◆ Your objective ◆
Locate all lines with the word "noſtri" and copy them out.

····················

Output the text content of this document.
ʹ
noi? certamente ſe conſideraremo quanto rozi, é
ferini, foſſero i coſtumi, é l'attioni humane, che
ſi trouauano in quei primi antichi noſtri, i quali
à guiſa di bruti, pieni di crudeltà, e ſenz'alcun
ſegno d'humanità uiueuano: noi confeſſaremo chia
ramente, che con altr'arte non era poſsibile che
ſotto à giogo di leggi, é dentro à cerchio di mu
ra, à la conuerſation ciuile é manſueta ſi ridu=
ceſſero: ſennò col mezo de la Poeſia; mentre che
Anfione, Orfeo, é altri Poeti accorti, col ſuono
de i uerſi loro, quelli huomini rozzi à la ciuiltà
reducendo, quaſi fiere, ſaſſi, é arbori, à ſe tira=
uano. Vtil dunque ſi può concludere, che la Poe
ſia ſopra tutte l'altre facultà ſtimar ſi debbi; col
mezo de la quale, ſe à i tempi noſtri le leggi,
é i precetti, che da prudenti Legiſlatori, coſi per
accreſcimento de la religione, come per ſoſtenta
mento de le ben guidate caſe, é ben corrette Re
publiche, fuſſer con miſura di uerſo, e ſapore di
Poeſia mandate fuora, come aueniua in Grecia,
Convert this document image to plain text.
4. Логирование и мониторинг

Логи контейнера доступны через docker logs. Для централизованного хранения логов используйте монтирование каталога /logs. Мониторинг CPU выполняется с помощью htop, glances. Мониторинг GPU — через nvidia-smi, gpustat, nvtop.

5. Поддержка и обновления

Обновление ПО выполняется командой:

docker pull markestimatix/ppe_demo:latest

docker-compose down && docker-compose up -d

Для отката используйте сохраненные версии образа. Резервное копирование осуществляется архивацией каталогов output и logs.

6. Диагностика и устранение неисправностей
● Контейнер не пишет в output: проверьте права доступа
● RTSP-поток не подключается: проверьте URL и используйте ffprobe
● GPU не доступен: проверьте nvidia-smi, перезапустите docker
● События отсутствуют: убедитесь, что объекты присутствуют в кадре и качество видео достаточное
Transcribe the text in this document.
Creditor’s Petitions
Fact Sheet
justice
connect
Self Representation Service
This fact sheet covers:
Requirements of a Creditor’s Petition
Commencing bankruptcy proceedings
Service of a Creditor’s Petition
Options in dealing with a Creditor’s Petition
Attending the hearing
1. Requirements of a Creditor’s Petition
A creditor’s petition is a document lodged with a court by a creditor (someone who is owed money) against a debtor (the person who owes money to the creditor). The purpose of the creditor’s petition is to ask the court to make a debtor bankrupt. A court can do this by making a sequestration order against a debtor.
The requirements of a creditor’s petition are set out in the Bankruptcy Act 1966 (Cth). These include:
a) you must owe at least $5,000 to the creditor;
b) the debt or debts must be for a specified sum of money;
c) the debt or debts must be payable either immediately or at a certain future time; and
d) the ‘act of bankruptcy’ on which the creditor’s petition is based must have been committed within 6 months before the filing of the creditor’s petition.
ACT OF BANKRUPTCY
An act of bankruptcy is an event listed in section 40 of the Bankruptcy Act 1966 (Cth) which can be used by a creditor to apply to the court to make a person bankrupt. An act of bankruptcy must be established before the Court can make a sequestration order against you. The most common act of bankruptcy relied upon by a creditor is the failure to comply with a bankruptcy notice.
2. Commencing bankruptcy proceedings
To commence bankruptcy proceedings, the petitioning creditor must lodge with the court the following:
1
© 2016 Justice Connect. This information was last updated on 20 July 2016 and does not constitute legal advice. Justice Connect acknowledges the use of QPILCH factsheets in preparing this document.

····················

◆ Answer to this exercise ◆
ſi trouauano in quei primi antichi noſtri, i quali
mezo de la quale, ſe à i tempi noſtri le leggi,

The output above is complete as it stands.